Return every line of the material exactly.

- - - - -

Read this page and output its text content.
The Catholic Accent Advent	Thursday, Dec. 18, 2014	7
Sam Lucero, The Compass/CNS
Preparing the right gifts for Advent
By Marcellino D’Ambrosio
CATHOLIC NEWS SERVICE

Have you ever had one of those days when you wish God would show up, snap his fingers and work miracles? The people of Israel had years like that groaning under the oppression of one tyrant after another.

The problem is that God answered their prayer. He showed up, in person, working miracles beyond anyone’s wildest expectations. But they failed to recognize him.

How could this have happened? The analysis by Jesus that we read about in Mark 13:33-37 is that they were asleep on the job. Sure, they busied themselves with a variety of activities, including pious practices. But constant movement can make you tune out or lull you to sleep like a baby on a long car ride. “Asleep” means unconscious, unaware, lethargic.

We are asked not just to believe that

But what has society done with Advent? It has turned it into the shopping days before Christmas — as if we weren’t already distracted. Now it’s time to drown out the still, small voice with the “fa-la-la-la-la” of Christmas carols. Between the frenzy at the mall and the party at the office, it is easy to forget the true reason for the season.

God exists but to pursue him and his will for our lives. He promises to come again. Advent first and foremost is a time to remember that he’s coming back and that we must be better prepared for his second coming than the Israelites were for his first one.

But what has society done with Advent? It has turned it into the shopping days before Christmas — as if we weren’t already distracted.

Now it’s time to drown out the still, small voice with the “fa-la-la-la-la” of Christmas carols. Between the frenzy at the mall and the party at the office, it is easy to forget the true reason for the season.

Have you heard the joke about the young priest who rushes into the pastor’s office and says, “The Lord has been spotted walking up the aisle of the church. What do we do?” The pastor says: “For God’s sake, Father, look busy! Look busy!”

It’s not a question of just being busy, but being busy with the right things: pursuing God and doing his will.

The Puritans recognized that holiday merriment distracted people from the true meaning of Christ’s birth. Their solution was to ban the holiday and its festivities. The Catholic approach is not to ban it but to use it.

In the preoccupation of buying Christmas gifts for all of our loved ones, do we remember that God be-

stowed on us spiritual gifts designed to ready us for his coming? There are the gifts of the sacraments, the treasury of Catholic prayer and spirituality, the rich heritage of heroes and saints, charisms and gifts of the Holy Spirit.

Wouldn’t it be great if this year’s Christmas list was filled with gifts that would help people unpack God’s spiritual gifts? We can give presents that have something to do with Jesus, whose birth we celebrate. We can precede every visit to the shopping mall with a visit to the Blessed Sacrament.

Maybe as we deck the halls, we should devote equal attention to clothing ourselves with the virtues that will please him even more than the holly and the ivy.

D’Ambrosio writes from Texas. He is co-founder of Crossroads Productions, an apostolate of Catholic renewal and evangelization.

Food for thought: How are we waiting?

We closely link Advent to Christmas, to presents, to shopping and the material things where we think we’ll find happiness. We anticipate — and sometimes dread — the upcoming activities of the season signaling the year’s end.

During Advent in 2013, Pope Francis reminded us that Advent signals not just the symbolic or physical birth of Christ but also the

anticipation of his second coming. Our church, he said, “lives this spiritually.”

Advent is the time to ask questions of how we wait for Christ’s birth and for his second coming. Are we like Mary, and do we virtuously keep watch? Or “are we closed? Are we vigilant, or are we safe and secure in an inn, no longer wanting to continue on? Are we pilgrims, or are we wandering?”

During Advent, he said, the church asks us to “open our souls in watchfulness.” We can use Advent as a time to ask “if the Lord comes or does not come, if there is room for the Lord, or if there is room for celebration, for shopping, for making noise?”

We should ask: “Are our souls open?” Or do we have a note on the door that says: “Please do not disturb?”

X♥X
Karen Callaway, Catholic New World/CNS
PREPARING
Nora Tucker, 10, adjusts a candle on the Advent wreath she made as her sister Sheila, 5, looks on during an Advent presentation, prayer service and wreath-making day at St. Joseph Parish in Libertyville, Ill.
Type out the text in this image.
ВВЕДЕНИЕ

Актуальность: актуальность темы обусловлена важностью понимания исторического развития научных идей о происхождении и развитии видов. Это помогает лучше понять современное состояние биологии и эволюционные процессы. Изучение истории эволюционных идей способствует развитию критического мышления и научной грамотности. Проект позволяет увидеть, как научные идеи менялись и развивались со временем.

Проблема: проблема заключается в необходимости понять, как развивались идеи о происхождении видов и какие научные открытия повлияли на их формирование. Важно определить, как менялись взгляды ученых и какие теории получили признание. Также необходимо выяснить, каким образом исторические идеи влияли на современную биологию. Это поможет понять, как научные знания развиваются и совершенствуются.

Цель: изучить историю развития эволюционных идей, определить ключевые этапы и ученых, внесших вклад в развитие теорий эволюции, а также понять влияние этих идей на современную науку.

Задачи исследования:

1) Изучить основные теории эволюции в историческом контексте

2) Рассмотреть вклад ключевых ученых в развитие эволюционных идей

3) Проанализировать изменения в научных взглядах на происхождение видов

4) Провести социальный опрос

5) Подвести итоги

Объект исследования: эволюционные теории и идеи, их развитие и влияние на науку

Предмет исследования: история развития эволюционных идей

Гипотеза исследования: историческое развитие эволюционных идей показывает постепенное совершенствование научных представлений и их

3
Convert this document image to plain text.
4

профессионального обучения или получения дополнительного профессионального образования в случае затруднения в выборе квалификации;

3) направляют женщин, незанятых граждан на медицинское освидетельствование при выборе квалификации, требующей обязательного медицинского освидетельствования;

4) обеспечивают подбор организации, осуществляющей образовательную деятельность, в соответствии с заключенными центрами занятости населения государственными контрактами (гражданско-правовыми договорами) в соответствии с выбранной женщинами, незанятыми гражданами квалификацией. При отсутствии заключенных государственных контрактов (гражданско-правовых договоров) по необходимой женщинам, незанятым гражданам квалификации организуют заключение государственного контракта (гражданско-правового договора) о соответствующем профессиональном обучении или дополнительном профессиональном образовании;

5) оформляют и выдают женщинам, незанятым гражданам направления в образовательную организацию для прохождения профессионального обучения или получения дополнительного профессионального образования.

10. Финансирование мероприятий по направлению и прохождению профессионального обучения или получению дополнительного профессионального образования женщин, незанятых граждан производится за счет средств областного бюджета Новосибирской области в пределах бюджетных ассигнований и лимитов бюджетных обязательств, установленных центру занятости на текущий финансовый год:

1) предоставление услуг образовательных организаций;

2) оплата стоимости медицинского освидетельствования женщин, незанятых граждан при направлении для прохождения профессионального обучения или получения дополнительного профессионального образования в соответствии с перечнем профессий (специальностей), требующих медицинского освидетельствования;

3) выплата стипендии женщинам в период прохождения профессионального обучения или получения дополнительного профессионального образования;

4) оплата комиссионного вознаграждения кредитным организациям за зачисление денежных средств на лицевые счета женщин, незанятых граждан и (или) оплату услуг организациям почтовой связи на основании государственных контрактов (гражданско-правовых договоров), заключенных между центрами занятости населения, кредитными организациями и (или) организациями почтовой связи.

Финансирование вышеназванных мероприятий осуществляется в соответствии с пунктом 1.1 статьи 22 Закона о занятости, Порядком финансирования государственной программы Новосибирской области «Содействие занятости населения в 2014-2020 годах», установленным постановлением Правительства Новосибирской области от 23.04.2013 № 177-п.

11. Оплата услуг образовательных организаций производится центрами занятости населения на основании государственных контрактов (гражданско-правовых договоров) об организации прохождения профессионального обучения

- - - - -

EXERCISE ANSWER -
Read this page and output its text content.
The Catholic Accent Advent	Thursday, Dec. 18, 2014	7
Sam Lucero, The Compass/CNS
Preparing the right gifts for Advent
By Marcellino D’Ambrosio
CATHOLIC NEWS SERVICE

Have you ever had one of those days when you wish God would show up, snap his fingers and work miracles? The people of Israel had years like that groaning under the oppression of one tyrant after another.

The problem is that God answered their prayer. He showed up, in person, working miracles beyond anyone’s wildest expectations. But they failed to recognize him.

How could this have happened? The analysis by Jesus that we read about in Mark 13:33-37 is that they were asleep on the job. Sure, they busied themselves with a variety of activities, including pious practices. But constant movement can make you tune out or lull you to sleep like a baby on a long car ride. “Asleep” means unconscious, unaware, lethargic.

We are asked not just to believe that

But what has society done with Advent? It has turned it into the shopping days before Christmas — as if we weren’t already distracted. Now it’s time to drown out the still, small voice with the “fa-la-la-la-la” of Christmas carols. Between the frenzy at the mall and the party at the office, it is easy to forget the true reason for the season.

God exists but to pursue him and his will for our lives. He promises to come again. Advent first and foremost is a time to remember that he’s coming back and that we must be better prepared for his second coming than the Israelites were for his first one.

But what has society done with Advent? It has turned it into the shopping days before Christmas — as if we weren’t already distracted.

Now it’s time to drown out the still, small voice with the “fa-la-la-la-la” of Christmas carols. Between the frenzy at the mall and the party at the office, it is easy to forget the true reason for the season.

Have you heard the joke about the young priest who rushes into the pastor’s office and says, “The Lord has been spotted walking up the aisle of the church. What do we do?” The pastor says: “For God’s sake, Father, look busy! Look busy!”

It’s not a question of just being busy, but being busy with the right things: pursuing God and doing his will.

The Puritans recognized that holiday merriment distracted people from the true meaning of Christ’s birth. Their solution was to ban the holiday and its festivities. The Catholic approach is not to ban it but to use it.

In the preoccupation of buying Christmas gifts for all of our loved ones, do we remember that God be-

stowed on us spiritual gifts designed to ready us for his coming? There are the gifts of the sacraments, the treasury of Catholic prayer and spirituality, the rich heritage of heroes and saints, charisms and gifts of the Holy Spirit.

Wouldn’t it be great if this year’s Christmas list was filled with gifts that would help people unpack God’s spiritual gifts? We can give presents that have something to do with Jesus, whose birth we celebrate. We can precede every visit to the shopping mall with a visit to the Blessed Sacrament.

Maybe as we deck the halls, we should devote equal attention to clothing ourselves with the virtues that will please him even more than the holly and the ivy.

D’Ambrosio writes from Texas. He is co-founder of Crossroads Productions, an apostolate of Catholic renewal and evangelization.

Food for thought: How are we waiting?

We closely link Advent to Christmas, to presents, to shopping and the material things where we think we’ll find happiness. We anticipate — and sometimes dread — the upcoming activities of the season signaling the year’s end.

During Advent in 2013, Pope Francis reminded us that Advent signals not just the symbolic or physical birth of Christ but also the

anticipation of his second coming. Our church, he said, “lives this spiritually.”

Advent is the time to ask questions of how we wait for Christ’s birth and for his second coming. Are we like Mary, and do we virtuously keep watch? Or “are we closed? Are we vigilant, or are we safe and secure in an inn, no longer wanting to continue on? Are we pilgrims, or are we wandering?”

During Advent, he said, the church asks us to “open our souls in watchfulness.” We can use Advent as a time to ask “if the Lord comes or does not come, if there is room for the Lord, or if there is room for celebration, for shopping, for making noise?”

We should ask: “Are our souls open?” Or do we have a note on the door that says: “Please do not disturb?”

X♥X
Karen Callaway, Catholic New World/CNS
PREPARING
Nora Tucker, 10, adjusts a candle on the Advent wreath she made as her sister Sheila, 5, looks on during an Advent presentation, prayer service and wreath-making day at St. Joseph Parish in Libertyville, Ill.
Type out the text in this image.
ВВЕДЕНИЕ

Актуальность: актуальность темы обусловлена важностью понимания исторического развития научных идей о происхождении и развитии видов. Это помогает лучше понять современное состояние биологии и эволюционные процессы. Изучение истории эволюционных идей способствует развитию критического мышления и научной грамотности. Проект позволяет увидеть, как научные идеи менялись и развивались со временем.

Проблема: проблема заключается в необходимости понять, как развивались идеи о происхождении видов и какие научные открытия повлияли на их формирование. Важно определить, как менялись взгляды ученых и какие теории получили признание. Также необходимо выяснить, каким образом исторические идеи влияли на современную биологию. Это поможет понять, как научные знания развиваются и совершенствуются.

Цель: изучить историю развития эволюционных идей, определить ключевые этапы и ученых, внесших вклад в развитие теорий эволюции, а также понять влияние этих идей на современную науку.

Задачи исследования:

1) Изучить основные теории эволюции в историческом контексте

2) Рассмотреть вклад ключевых ученых в развитие эволюционных идей

3) Проанализировать изменения в научных взглядах на происхождение видов

4) Провести социальный опрос

5) Подвести итоги

Объект исследования: эволюционные теории и идеи, их развитие и влияние на науку

Предмет исследования: история развития эволюционных идей

Гипотеза исследования: историческое развитие эволюционных идей показывает постепенное совершенствование научных представлений и их

3
Convert this document image to plain text.
4

профессионального обучения или получения дополнительного профессионального образования в случае затруднения в выборе квалификации;

3) направляют женщин, незанятых граждан на медицинское освидетельствование при выборе квалификации, требующей обязательного медицинского освидетельствования;

4) обеспечивают подбор организации, осуществляющей образовательную деятельность, в соответствии с заключенными центрами занятости населения государственными контрактами (гражданско-правовыми договорами) в соответствии с выбранной женщинами, незанятыми гражданами квалификацией. При отсутствии заключенных государственных контрактов (гражданско-правовых договоров) по необходимой женщинам, незанятым гражданам квалификации организуют заключение государственного контракта (гражданско-правового договора) о соответствующем профессиональном обучении или дополнительном профессиональном образовании;

5) оформляют и выдают женщинам, незанятым гражданам направления в образовательную организацию для прохождения профессионального обучения или получения дополнительного профессионального образования.

10. Финансирование мероприятий по направлению и прохождению профессионального обучения или получению дополнительного профессионального образования женщин, незанятых граждан производится за счет средств областного бюджета Новосибирской области в пределах бюджетных ассигнований и лимитов бюджетных обязательств, установленных центру занятости на текущий финансовый год:

1) предоставление услуг образовательных организаций;

2) оплата стоимости медицинского освидетельствования женщин, незанятых граждан при направлении для прохождения профессионального обучения или получения дополнительного профессионального образования в соответствии с перечнем профессий (специальностей), требующих медицинского освидетельствования;

3) выплата стипендии женщинам в период прохождения профессионального обучения или получения дополнительного профессионального образования;

4) оплата комиссионного вознаграждения кредитным организациям за зачисление денежных средств на лицевые счета женщин, незанятых граждан и (или) оплату услуг организациям почтовой связи на основании государственных контрактов (гражданско-правовых договоров), заключенных между центрами занятости населения, кредитными организациями и (или) организациями почтовой связи.

Финансирование вышеназванных мероприятий осуществляется в соответствии с пунктом 1.1 статьи 22 Закона о занятости, Порядком финансирования государственной программы Новосибирской области «Содействие занятости населения в 2014-2020 годах», установленным постановлением Правительства Новосибирской области от 23.04.2013 № 177-п.

11. Оплата услуг образовательных организаций производится центрами занятости населения на основании государственных контрактов (гражданско-правовых договоров) об организации прохождения профессионального обучения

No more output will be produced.